*GIVEN REQUEST:* Copy out every one of the rows below word for word, leaving out the pictures.

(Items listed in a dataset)
- - -
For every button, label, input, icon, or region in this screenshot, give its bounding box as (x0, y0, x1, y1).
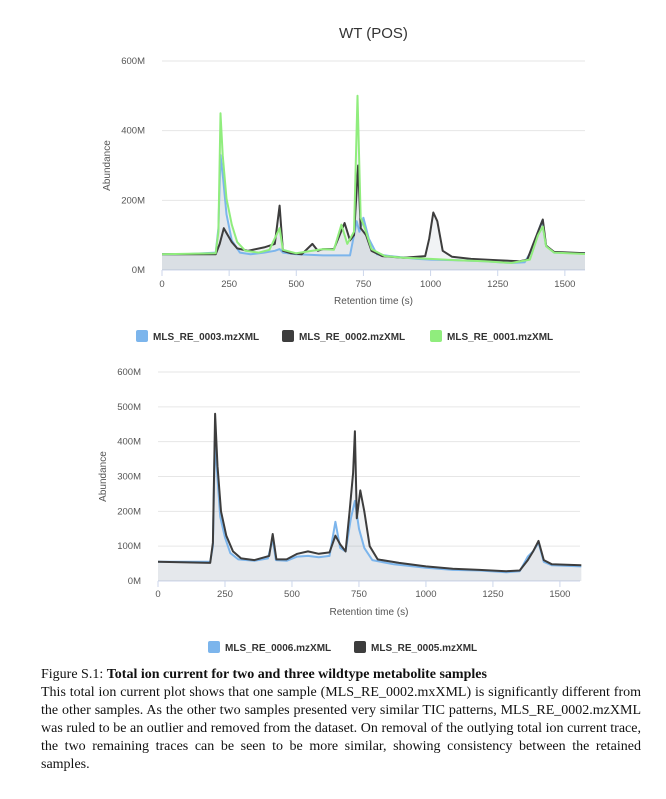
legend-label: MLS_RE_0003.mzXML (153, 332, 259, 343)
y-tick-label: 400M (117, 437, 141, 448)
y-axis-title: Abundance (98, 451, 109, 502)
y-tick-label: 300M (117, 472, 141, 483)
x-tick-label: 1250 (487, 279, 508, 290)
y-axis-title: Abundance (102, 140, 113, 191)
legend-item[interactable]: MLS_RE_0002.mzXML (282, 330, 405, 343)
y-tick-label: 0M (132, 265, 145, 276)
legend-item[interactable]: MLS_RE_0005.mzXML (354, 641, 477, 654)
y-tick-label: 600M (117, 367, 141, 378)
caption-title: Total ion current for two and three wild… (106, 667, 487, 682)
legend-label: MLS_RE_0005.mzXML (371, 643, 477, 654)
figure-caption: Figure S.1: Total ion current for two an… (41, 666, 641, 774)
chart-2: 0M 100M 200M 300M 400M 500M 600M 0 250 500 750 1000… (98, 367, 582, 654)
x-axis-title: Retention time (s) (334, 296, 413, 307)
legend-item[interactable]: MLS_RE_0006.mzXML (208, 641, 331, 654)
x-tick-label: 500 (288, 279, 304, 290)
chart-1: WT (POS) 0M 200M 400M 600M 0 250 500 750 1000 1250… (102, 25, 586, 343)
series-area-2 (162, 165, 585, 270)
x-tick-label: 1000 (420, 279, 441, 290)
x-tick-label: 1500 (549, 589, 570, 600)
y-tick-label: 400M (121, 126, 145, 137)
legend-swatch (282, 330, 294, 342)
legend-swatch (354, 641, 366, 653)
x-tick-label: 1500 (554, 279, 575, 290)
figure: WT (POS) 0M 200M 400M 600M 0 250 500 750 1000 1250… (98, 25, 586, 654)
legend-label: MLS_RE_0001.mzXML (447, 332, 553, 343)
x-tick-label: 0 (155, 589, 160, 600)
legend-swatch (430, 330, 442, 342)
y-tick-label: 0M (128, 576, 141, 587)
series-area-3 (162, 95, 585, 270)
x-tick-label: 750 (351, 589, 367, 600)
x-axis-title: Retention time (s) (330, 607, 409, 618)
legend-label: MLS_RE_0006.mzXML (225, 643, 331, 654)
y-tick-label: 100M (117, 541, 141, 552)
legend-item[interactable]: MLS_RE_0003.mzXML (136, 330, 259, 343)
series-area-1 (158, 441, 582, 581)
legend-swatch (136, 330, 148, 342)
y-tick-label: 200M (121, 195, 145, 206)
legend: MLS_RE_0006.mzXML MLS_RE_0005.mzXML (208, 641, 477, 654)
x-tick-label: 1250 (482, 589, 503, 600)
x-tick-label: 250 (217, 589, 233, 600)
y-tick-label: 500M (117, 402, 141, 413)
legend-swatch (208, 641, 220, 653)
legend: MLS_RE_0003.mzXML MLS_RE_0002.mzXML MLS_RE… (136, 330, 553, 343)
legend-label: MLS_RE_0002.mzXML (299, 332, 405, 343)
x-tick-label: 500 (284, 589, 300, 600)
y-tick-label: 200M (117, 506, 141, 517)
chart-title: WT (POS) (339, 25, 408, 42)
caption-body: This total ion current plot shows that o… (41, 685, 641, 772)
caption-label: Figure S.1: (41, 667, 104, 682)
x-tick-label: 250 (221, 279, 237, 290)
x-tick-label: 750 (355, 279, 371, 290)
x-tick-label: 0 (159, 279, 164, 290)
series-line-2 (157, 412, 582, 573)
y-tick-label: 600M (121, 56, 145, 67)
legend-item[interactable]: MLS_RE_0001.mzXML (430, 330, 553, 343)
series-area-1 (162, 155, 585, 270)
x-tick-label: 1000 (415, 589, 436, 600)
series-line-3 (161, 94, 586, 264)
- - -
*THE RESPONSE:*
For every button, label, input, icon, or region in this screenshot, give its bounding box as (x0, y0, x1, y1).
legend-label: MLS_RE_0003.mzXML (153, 332, 259, 343)
y-tick-label: 400M (117, 437, 141, 448)
y-axis-title: Abundance (98, 451, 109, 502)
y-tick-label: 300M (117, 472, 141, 483)
x-tick-label: 1250 (487, 279, 508, 290)
y-axis-title: Abundance (102, 140, 113, 191)
legend-item[interactable]: MLS_RE_0002.mzXML (282, 330, 405, 343)
y-tick-label: 0M (132, 265, 145, 276)
legend-item[interactable]: MLS_RE_0005.mzXML (354, 641, 477, 654)
y-tick-label: 600M (117, 367, 141, 378)
caption-title: Total ion current for two and three wild… (106, 667, 487, 682)
legend-label: MLS_RE_0005.mzXML (371, 643, 477, 654)
figure-caption: Figure S.1: Total ion current for two an… (41, 666, 641, 774)
chart-2: 0M 100M 200M 300M 400M 500M 600M 0 250 500 750 1000… (98, 367, 582, 654)
x-axis-title: Retention time (s) (334, 296, 413, 307)
legend-item[interactable]: MLS_RE_0006.mzXML (208, 641, 331, 654)
x-tick-label: 500 (288, 279, 304, 290)
chart-1: WT (POS) 0M 200M 400M 600M 0 250 500 750 1000 1250… (102, 25, 586, 343)
series-area-2 (162, 165, 585, 270)
x-tick-label: 1000 (420, 279, 441, 290)
x-tick-label: 1500 (549, 589, 570, 600)
y-tick-label: 400M (121, 126, 145, 137)
legend-swatch (282, 330, 294, 342)
legend-swatch (354, 641, 366, 653)
x-tick-label: 1500 (554, 279, 575, 290)
figure: WT (POS) 0M 200M 400M 600M 0 250 500 750 1000 1250… (98, 25, 586, 654)
legend-label: MLS_RE_0001.mzXML (447, 332, 553, 343)
x-tick-label: 0 (155, 589, 160, 600)
legend-swatch (430, 330, 442, 342)
y-tick-label: 0M (128, 576, 141, 587)
series-area-3 (162, 95, 585, 270)
x-tick-label: 750 (351, 589, 367, 600)
x-axis-title: Retention time (s) (330, 607, 409, 618)
legend-label: MLS_RE_0006.mzXML (225, 643, 331, 654)
y-tick-label: 100M (117, 541, 141, 552)
legend-item[interactable]: MLS_RE_0003.mzXML (136, 330, 259, 343)
series-area-1 (158, 441, 582, 581)
legend-swatch (136, 330, 148, 342)
y-tick-label: 200M (121, 195, 145, 206)
legend: MLS_RE_0006.mzXML MLS_RE_0005.mzXML (208, 641, 477, 654)
x-tick-label: 1250 (482, 589, 503, 600)
x-tick-label: 250 (217, 589, 233, 600)
y-tick-label: 500M (117, 402, 141, 413)
legend-swatch (208, 641, 220, 653)
legend: MLS_RE_0003.mzXML MLS_RE_0002.mzXML MLS_RE… (136, 330, 553, 343)
legend-label: MLS_RE_0002.mzXML (299, 332, 405, 343)
x-tick-label: 500 (284, 589, 300, 600)
y-tick-label: 200M (117, 506, 141, 517)
chart-title: WT (POS) (339, 25, 408, 42)
caption-body: This total ion current plot shows that o… (41, 685, 641, 772)
caption-label: Figure S.1: (41, 667, 104, 682)
x-tick-label: 250 (221, 279, 237, 290)
x-tick-label: 750 (355, 279, 371, 290)
x-tick-label: 0 (159, 279, 164, 290)
series-line-2 (157, 412, 582, 573)
y-tick-label: 600M (121, 56, 145, 67)
legend-item[interactable]: MLS_RE_0001.mzXML (430, 330, 553, 343)
series-area-1 (162, 155, 585, 270)
x-tick-label: 1000 (415, 589, 436, 600)
series-line-3 (161, 94, 586, 264)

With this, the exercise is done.